**Prompt**
Exactly reproduce the lines that follow.

##############################

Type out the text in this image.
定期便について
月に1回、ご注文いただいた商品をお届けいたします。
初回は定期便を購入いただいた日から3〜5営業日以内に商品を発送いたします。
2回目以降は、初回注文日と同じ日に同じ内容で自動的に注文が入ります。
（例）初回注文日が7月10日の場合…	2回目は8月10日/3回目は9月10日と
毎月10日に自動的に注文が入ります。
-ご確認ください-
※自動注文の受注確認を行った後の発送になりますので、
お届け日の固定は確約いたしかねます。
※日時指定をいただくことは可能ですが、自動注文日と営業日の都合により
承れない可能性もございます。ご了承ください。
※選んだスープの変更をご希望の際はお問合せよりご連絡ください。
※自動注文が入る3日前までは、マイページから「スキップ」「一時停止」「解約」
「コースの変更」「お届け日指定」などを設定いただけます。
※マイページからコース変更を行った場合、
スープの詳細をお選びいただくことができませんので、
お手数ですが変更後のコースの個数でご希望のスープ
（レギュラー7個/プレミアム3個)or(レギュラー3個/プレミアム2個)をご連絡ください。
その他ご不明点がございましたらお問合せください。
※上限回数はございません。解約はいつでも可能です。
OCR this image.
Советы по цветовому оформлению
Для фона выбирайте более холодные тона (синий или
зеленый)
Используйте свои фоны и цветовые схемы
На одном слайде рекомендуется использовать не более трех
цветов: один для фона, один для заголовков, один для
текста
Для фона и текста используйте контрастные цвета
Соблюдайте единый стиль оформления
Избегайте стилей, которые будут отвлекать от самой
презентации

##############################

**Exercise answer**
Type out the text in this image.
定期便について
月に1回、ご注文いただいた商品をお届けいたします。
初回は定期便を購入いただいた日から3〜5営業日以内に商品を発送いたします。
2回目以降は、初回注文日と同じ日に同じ内容で自動的に注文が入ります。
（例）初回注文日が7月10日の場合…	2回目は8月10日/3回目は9月10日と
毎月10日に自動的に注文が入ります。
-ご確認ください-
※自動注文の受注確認を行った後の発送になりますので、
お届け日の固定は確約いたしかねます。
※日時指定をいただくことは可能ですが、自動注文日と営業日の都合により
承れない可能性もございます。ご了承ください。
※選んだスープの変更をご希望の際はお問合せよりご連絡ください。
※自動注文が入る3日前までは、マイページから「スキップ」「一時停止」「解約」
「コースの変更」「お届け日指定」などを設定いただけます。
※マイページからコース変更を行った場合、
スープの詳細をお選びいただくことができませんので、
お手数ですが変更後のコースの個数でご希望のスープ
（レギュラー7個/プレミアム3個)or(レギュラー3個/プレミアム2個)をご連絡ください。
その他ご不明点がございましたらお問合せください。
※上限回数はございません。解約はいつでも可能です。
OCR this image.
Советы по цветовому оформлению
Для фона выбирайте более холодные тона (синий или
зеленый)
Используйте свои фоны и цветовые схемы
На одном слайде рекомендуется использовать не более трех
цветов: один для фона, один для заголовков, один для
текста
Для фона и текста используйте контрастные цвета
Соблюдайте единый стиль оформления
Избегайте стилей, которые будут отвлекать от самой
презентации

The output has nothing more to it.